== EXTRACTED MATERIAL ==

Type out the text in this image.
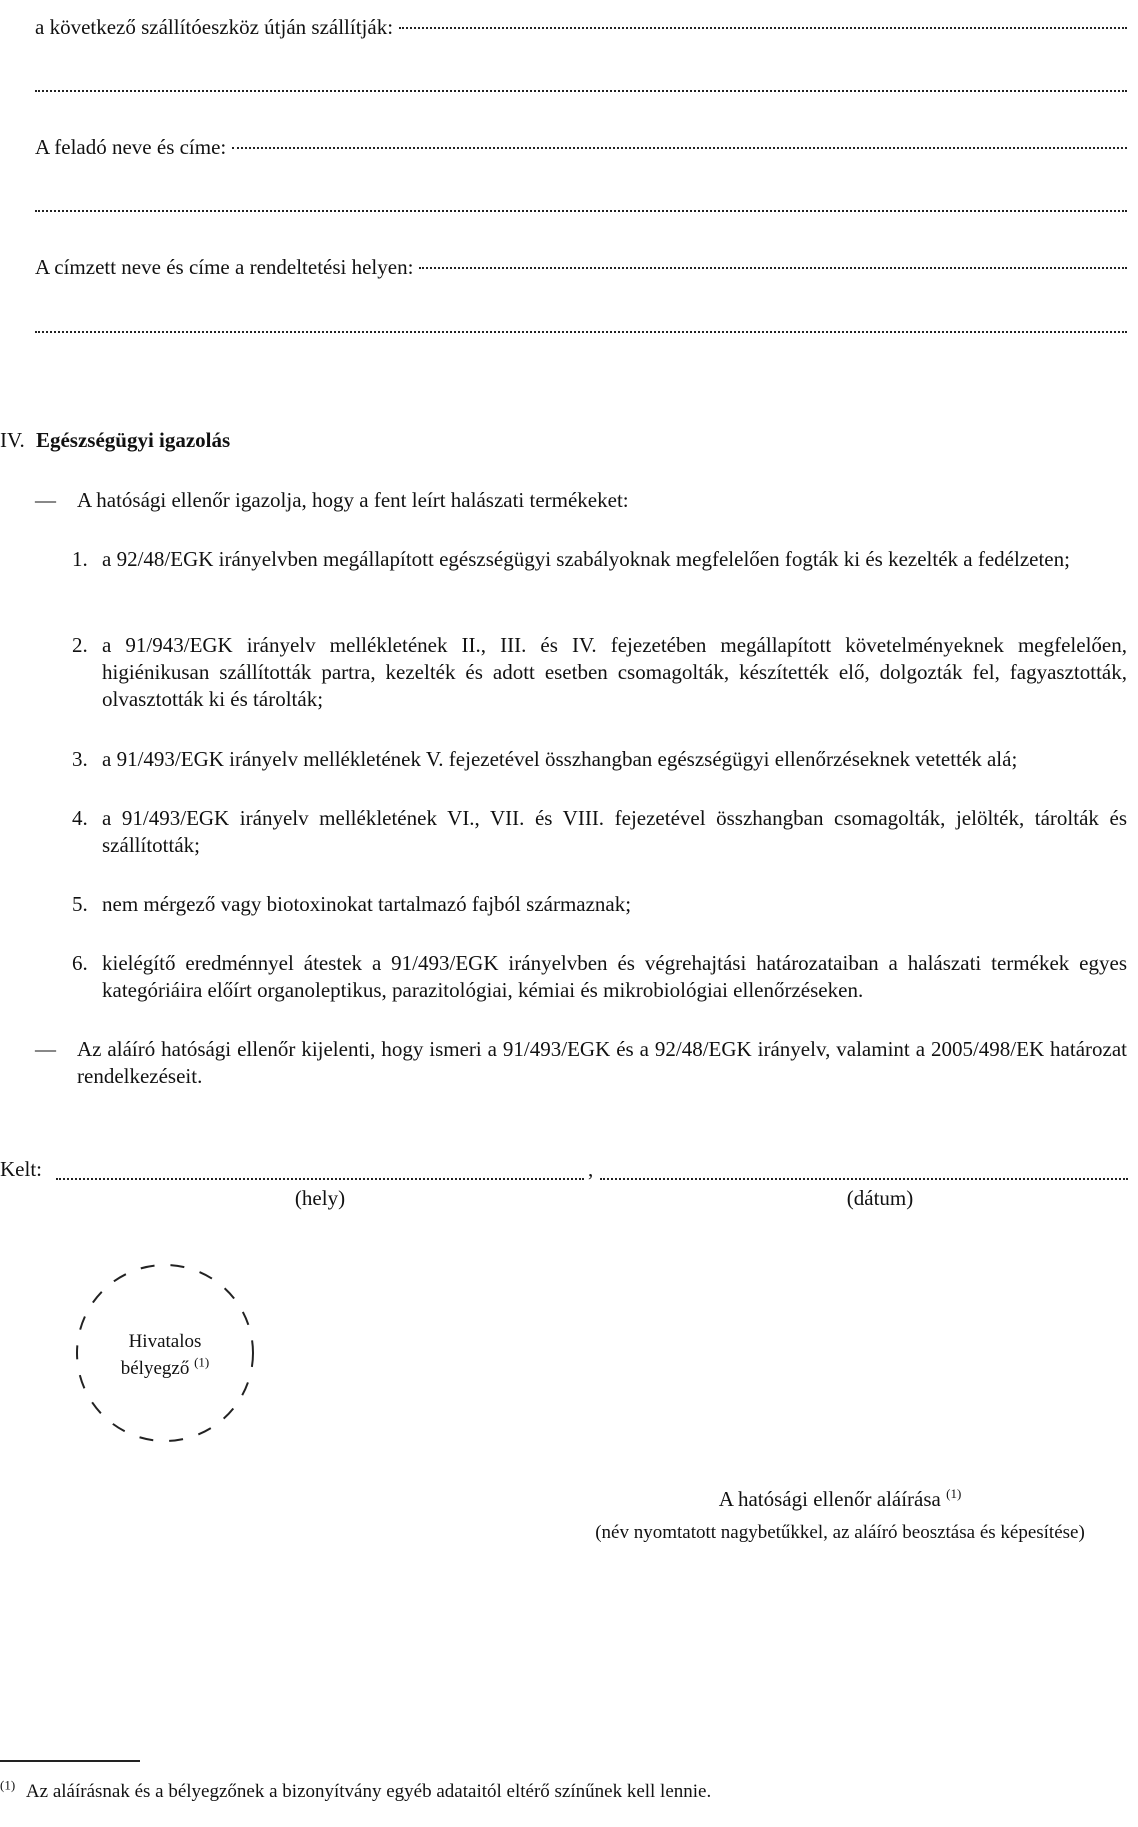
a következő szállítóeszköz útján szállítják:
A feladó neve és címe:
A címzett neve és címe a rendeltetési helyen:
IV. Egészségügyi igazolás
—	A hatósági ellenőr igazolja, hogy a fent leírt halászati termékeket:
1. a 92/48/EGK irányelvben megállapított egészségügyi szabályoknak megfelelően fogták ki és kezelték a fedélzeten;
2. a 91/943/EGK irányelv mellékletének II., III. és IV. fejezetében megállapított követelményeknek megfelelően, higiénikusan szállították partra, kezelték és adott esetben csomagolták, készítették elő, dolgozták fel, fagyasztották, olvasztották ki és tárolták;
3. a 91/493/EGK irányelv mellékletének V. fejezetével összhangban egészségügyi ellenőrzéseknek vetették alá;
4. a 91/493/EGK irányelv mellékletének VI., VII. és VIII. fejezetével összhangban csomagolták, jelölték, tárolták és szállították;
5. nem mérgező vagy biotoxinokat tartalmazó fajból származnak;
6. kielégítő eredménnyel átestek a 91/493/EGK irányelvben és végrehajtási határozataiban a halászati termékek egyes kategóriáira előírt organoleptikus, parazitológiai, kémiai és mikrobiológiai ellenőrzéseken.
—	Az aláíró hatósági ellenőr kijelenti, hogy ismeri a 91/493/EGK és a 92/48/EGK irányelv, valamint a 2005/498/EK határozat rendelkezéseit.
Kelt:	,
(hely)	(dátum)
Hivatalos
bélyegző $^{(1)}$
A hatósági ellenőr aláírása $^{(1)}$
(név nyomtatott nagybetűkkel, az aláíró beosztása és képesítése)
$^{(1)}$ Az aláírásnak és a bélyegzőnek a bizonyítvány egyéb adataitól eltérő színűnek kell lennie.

===
== EXTRACTED MATERIAL ==

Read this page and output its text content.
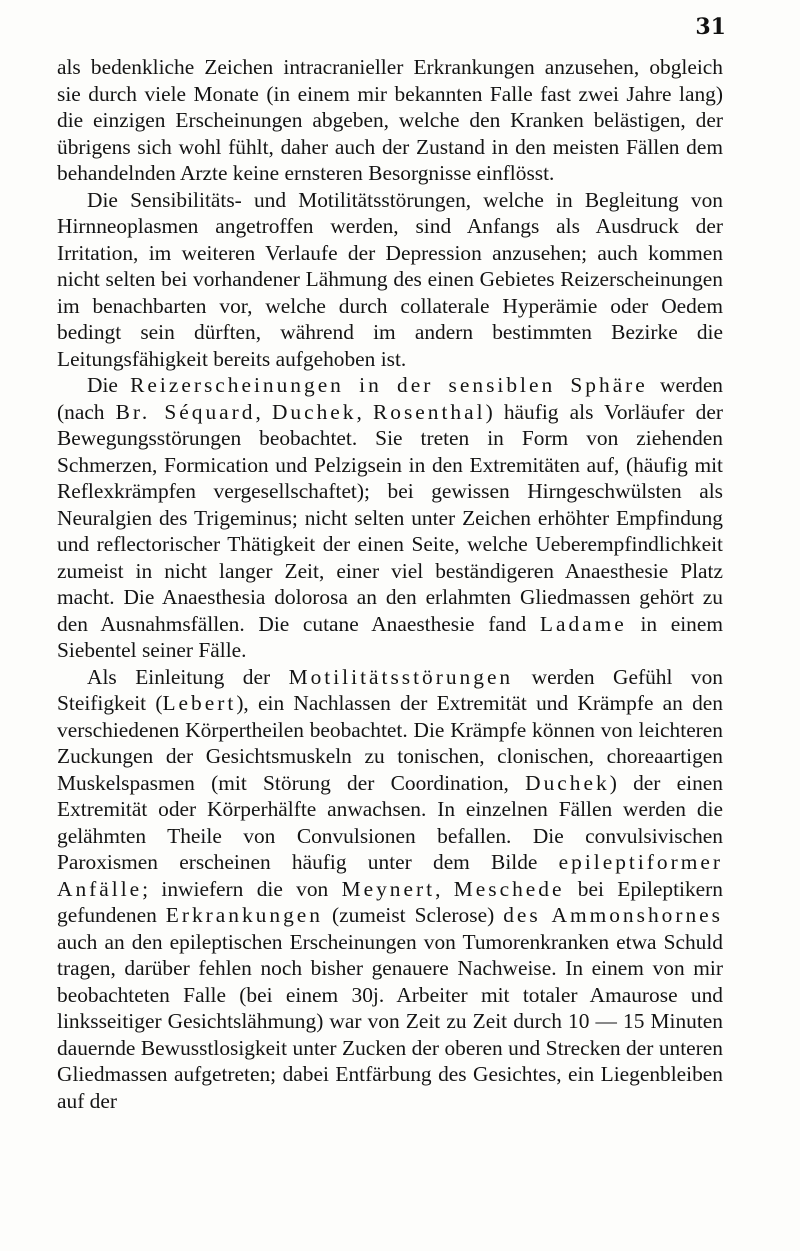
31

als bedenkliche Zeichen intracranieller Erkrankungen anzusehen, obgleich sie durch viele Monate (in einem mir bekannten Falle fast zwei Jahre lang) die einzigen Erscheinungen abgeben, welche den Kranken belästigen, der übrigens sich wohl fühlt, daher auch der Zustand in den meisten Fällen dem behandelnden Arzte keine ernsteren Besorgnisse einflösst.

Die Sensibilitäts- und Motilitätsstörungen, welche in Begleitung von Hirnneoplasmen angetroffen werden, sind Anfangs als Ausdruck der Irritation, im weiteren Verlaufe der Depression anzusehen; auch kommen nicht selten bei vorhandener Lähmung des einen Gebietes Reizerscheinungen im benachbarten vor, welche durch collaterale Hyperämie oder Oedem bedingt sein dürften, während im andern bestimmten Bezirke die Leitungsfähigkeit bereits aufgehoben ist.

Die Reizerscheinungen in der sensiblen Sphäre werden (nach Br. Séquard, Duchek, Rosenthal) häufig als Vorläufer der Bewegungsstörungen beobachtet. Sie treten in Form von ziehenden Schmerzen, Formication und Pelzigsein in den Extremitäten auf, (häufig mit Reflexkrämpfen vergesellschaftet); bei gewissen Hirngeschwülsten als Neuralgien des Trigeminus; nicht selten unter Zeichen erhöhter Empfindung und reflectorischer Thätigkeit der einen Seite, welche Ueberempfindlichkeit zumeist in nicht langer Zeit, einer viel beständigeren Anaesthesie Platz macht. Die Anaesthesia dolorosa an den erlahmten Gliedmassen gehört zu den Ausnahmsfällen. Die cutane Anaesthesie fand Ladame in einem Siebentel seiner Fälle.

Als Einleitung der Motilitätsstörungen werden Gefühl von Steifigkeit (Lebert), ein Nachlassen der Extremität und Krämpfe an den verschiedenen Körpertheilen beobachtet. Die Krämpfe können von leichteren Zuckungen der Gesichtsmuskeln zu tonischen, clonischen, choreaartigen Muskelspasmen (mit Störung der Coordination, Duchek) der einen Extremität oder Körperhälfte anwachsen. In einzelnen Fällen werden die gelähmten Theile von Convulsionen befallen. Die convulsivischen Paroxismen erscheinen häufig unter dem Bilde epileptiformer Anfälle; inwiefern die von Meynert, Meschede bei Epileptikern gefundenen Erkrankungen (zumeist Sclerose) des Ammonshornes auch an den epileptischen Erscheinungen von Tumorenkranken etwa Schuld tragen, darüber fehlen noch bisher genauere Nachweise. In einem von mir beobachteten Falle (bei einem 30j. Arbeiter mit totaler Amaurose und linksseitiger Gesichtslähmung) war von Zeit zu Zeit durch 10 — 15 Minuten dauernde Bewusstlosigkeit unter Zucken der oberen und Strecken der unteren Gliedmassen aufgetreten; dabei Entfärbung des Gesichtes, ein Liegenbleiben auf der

===
== EXTRACTED MATERIAL ==

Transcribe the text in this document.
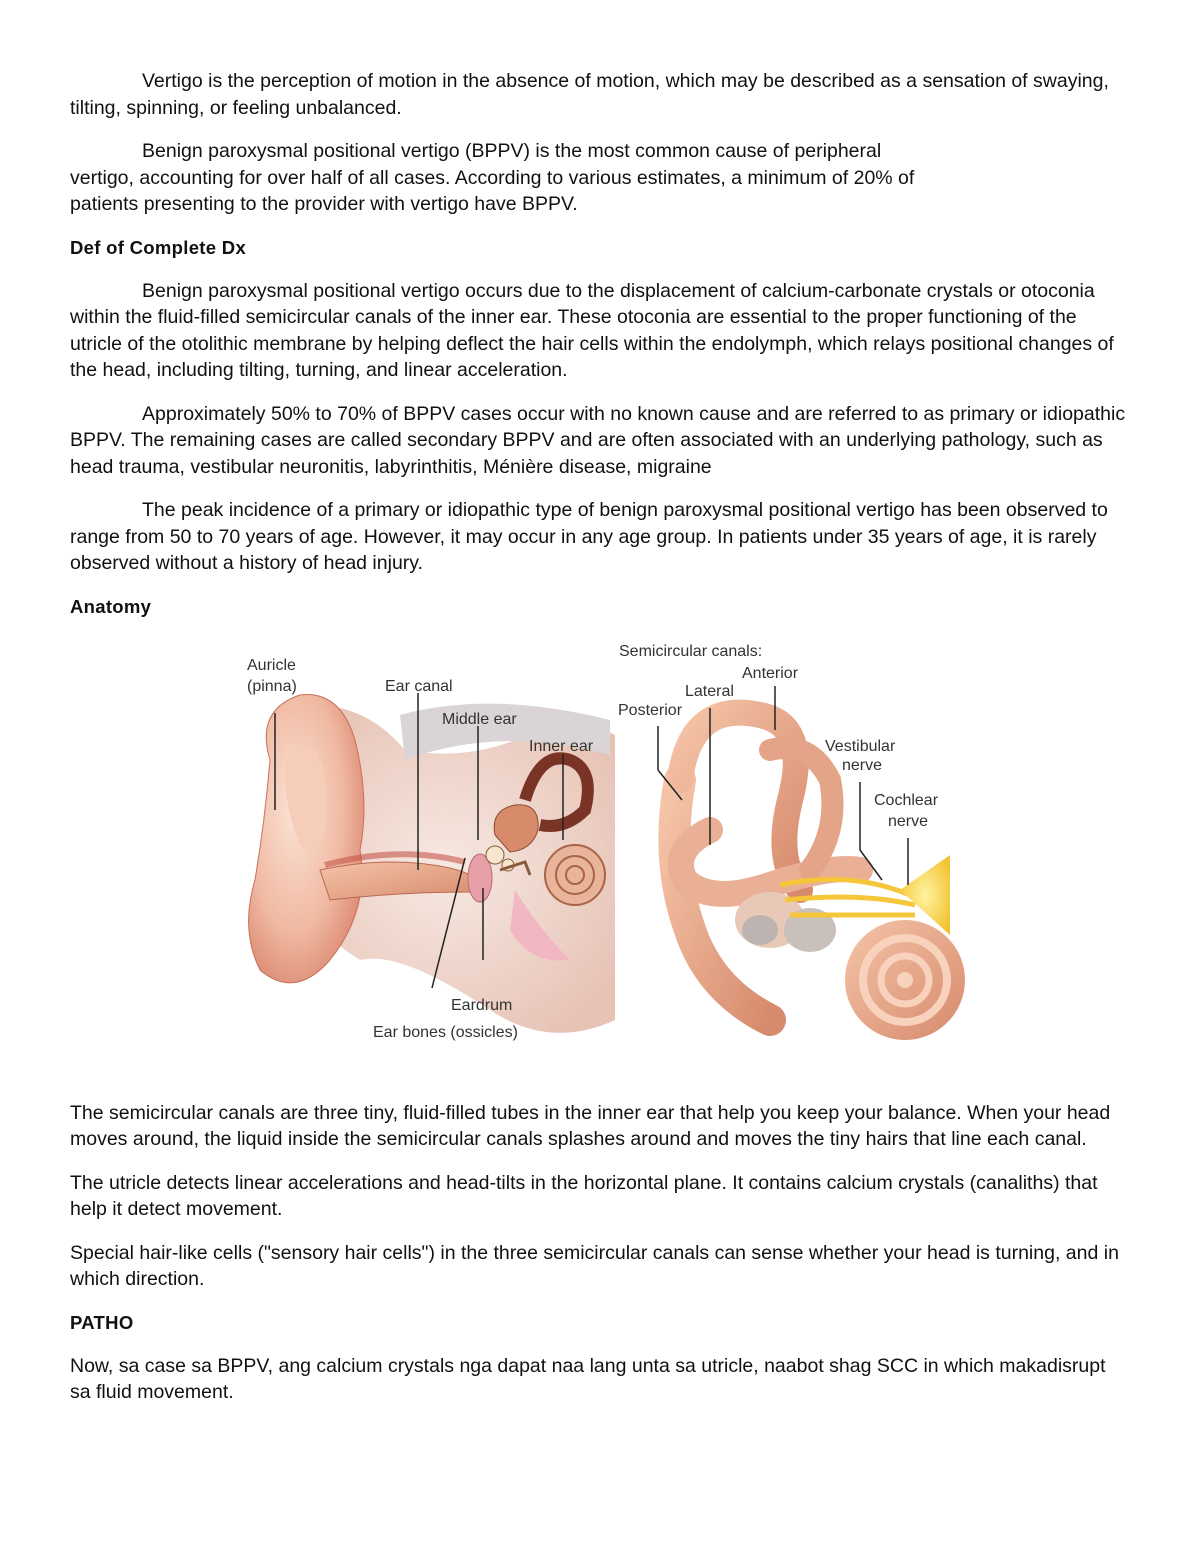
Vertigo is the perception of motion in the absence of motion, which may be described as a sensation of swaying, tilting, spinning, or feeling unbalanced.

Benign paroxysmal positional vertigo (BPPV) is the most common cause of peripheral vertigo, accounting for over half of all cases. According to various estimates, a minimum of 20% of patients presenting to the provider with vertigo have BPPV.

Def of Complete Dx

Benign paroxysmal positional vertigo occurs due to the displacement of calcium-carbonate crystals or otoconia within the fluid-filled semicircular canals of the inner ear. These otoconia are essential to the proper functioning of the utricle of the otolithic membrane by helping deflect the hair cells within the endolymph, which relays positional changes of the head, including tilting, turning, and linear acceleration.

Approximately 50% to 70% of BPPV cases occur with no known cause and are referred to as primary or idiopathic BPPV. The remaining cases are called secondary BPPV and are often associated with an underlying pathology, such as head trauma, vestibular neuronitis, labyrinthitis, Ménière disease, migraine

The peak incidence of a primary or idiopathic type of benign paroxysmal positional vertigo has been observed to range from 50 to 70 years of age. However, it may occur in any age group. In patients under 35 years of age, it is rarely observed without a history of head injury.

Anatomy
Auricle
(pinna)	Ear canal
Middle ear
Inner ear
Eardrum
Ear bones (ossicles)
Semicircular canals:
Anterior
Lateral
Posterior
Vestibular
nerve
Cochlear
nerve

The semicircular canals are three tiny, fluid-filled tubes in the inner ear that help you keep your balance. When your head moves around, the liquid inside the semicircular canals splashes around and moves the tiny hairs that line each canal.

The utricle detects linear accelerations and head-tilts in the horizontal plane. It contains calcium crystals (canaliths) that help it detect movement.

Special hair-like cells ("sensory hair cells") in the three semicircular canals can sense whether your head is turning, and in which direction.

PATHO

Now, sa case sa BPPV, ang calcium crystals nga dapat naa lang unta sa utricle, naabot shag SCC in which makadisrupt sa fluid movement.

===

Go over the listing above and copy out each line that includes "crystals".

Benign paroxysmal positional vertigo occurs due to the displacement of calcium-carbonate crystals or otoconia within the fluid-filled semicircular canals of the inner ear. These otoconia are essential to the proper functioning of the utricle of the otolithic membrane by helping deflect the hair cells within the endolymph, which relays positional changes of the head, including tilting, turning, and linear acceleration.
The utricle detects linear accelerations and head-tilts in the horizontal plane. It contains calcium crystals (canaliths) that help it detect movement.
Now, sa case sa BPPV, ang calcium crystals nga dapat naa lang unta sa utricle, naabot shag SCC in which makadisrupt sa fluid movement.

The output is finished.